- WHAT TO DO:
From the entries that follow, list every line in which the string "value" appears.

(Data extracted from a collection)
***

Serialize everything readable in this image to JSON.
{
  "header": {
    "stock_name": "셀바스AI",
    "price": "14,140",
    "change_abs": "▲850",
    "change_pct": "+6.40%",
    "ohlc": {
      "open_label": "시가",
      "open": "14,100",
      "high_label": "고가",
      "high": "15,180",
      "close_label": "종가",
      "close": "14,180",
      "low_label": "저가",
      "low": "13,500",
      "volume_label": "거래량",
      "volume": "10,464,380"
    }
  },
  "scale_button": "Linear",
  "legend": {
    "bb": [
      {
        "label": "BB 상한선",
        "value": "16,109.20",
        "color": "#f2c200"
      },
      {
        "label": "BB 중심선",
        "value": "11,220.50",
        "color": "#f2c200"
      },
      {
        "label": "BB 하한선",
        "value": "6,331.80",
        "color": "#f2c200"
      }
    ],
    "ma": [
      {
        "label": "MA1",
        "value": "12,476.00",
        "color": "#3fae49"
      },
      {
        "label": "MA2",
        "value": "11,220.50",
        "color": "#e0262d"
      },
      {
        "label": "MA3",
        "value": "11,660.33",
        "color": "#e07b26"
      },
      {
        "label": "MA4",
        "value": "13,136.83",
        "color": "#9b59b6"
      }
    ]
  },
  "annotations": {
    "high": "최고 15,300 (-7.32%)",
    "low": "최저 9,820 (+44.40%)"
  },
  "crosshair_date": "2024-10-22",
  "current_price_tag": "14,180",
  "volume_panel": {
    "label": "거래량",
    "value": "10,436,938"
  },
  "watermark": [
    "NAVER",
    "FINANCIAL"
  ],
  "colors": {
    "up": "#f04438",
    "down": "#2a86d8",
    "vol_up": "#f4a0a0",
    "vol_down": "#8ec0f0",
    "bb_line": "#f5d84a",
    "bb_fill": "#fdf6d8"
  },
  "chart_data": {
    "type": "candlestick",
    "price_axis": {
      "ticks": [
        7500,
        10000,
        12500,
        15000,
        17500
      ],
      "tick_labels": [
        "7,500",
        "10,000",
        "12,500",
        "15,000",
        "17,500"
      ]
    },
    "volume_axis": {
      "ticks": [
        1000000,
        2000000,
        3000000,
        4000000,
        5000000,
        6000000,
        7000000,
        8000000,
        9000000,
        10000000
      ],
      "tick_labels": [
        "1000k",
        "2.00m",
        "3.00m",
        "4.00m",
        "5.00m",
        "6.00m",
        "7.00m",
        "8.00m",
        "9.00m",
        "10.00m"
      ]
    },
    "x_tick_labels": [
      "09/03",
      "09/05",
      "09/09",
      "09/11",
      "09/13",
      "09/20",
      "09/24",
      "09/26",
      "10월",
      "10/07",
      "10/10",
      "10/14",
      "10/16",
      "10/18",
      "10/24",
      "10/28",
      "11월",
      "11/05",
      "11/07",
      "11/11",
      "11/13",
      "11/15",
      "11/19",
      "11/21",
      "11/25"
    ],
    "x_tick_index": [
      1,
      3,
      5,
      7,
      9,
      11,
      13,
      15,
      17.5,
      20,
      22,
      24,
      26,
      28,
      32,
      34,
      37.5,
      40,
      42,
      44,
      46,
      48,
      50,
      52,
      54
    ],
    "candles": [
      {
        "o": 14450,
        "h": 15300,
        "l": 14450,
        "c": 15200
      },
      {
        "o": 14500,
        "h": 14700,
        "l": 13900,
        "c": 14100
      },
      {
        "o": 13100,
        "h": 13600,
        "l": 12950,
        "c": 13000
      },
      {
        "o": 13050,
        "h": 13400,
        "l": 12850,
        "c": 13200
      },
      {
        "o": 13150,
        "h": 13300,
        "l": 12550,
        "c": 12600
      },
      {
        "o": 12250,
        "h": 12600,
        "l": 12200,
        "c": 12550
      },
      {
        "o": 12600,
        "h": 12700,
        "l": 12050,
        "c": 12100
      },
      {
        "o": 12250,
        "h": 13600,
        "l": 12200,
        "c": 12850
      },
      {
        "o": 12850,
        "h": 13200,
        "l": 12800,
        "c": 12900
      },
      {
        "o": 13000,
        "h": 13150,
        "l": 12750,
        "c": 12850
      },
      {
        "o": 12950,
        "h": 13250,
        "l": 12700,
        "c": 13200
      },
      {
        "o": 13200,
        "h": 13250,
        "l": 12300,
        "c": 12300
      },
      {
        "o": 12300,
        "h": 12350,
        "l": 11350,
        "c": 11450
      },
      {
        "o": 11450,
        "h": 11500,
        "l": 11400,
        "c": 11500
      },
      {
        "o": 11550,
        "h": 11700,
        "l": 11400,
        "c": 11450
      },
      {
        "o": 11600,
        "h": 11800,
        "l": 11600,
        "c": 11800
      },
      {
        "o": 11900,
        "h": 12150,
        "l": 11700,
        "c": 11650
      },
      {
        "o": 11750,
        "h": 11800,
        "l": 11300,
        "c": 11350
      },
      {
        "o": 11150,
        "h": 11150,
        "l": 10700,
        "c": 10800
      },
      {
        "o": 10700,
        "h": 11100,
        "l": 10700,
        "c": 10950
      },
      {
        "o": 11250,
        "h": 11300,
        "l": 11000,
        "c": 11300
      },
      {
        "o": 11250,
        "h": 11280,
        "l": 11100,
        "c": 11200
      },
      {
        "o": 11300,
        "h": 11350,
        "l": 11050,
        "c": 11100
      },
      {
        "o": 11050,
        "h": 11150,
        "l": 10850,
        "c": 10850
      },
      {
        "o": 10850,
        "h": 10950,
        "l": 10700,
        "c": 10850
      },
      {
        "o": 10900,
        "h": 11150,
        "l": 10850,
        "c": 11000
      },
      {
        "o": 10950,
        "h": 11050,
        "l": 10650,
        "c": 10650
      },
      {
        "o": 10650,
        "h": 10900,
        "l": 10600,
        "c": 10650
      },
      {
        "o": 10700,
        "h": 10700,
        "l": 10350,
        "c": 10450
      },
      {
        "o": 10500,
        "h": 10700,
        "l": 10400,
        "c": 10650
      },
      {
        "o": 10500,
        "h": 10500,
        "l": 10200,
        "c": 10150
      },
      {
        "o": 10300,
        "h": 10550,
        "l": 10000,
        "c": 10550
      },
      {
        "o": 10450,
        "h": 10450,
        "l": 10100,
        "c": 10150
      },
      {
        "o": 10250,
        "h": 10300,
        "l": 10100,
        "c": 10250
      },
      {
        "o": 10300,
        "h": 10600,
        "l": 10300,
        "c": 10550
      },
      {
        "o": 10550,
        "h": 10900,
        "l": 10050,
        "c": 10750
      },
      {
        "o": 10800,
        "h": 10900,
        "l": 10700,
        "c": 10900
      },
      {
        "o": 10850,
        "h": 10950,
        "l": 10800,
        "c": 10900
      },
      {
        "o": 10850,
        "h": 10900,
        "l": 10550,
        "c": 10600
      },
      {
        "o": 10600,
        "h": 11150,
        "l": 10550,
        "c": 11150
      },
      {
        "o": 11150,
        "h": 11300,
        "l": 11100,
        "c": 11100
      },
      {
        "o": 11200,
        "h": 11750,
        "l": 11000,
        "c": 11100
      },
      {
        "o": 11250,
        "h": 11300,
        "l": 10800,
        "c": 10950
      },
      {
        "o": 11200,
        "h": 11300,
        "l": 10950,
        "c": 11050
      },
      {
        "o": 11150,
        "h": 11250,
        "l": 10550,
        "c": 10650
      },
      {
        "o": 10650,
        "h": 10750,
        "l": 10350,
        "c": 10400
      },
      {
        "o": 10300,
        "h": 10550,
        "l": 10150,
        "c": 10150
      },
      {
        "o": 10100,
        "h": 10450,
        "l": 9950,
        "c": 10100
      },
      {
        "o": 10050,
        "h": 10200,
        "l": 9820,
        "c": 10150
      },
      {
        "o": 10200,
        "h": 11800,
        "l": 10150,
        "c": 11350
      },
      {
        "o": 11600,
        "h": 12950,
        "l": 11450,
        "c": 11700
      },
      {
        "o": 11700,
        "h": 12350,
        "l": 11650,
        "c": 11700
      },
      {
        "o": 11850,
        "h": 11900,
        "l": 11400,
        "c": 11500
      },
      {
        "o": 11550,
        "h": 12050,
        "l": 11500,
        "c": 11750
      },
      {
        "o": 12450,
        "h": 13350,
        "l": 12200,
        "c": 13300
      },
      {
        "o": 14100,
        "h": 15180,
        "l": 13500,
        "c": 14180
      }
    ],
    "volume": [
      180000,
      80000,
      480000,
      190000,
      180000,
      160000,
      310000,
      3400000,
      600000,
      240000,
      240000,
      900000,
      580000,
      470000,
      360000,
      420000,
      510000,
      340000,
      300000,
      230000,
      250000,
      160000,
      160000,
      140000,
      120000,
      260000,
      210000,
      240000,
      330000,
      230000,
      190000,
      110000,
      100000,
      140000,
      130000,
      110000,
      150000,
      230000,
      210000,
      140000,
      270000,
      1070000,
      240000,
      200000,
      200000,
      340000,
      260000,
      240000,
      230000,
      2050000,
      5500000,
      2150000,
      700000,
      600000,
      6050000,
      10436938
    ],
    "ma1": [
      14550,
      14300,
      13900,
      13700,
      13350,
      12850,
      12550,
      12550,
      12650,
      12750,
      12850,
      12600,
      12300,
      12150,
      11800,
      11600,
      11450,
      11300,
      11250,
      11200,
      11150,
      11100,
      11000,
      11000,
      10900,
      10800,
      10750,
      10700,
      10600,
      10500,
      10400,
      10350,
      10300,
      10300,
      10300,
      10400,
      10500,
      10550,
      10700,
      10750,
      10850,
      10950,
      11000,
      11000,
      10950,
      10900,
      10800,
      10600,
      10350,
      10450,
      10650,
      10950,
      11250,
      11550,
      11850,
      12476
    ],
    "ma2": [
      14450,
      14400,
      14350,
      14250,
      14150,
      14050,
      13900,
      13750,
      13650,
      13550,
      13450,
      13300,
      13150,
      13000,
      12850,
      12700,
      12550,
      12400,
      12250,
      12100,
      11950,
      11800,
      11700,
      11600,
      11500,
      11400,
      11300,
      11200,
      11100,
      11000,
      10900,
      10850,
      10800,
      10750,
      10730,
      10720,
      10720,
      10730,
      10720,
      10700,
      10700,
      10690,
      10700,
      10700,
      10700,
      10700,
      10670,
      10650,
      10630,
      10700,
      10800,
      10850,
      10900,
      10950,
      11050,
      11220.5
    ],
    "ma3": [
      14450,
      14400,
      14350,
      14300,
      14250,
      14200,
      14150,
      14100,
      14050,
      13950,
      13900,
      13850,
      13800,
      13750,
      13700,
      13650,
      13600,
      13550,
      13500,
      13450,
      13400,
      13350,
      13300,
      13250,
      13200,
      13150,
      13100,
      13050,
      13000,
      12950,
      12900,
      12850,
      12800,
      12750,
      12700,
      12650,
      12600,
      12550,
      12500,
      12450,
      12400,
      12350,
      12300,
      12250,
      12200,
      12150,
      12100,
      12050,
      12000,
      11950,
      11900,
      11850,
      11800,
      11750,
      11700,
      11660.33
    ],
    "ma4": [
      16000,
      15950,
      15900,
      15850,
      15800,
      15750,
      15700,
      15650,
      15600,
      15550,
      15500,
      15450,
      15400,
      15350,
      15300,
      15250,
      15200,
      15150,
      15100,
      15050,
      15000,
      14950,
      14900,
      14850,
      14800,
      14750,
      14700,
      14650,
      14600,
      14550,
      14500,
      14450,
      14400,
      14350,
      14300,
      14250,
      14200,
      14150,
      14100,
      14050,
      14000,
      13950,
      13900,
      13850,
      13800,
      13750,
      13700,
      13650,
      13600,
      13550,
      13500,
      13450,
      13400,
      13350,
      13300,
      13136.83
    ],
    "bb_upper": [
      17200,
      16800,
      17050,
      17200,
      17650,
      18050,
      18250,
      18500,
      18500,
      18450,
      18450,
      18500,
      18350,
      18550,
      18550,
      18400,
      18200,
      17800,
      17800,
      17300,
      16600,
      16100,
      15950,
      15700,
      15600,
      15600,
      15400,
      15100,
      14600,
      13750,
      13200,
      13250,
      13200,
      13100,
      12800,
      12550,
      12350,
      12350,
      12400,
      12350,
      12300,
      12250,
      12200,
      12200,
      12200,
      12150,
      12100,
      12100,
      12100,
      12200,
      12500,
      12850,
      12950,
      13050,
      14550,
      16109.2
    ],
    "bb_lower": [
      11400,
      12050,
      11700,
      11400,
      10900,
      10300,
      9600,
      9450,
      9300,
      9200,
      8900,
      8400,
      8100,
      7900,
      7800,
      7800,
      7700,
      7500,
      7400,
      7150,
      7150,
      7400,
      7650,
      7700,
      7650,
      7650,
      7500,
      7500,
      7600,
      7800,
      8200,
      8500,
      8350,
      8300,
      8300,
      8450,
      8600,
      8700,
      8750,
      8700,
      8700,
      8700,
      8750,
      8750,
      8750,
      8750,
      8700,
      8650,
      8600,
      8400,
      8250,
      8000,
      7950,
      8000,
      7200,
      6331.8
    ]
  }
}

***

- RIGHT ANSWER:
        "value": "16,109.20",
        "value": "11,220.50",
        "value": "6,331.80",
        "value": "12,476.00",
        "value": "11,220.50",
        "value": "11,660.33",
        "value": "13,136.83",
    "value": "10,436,938"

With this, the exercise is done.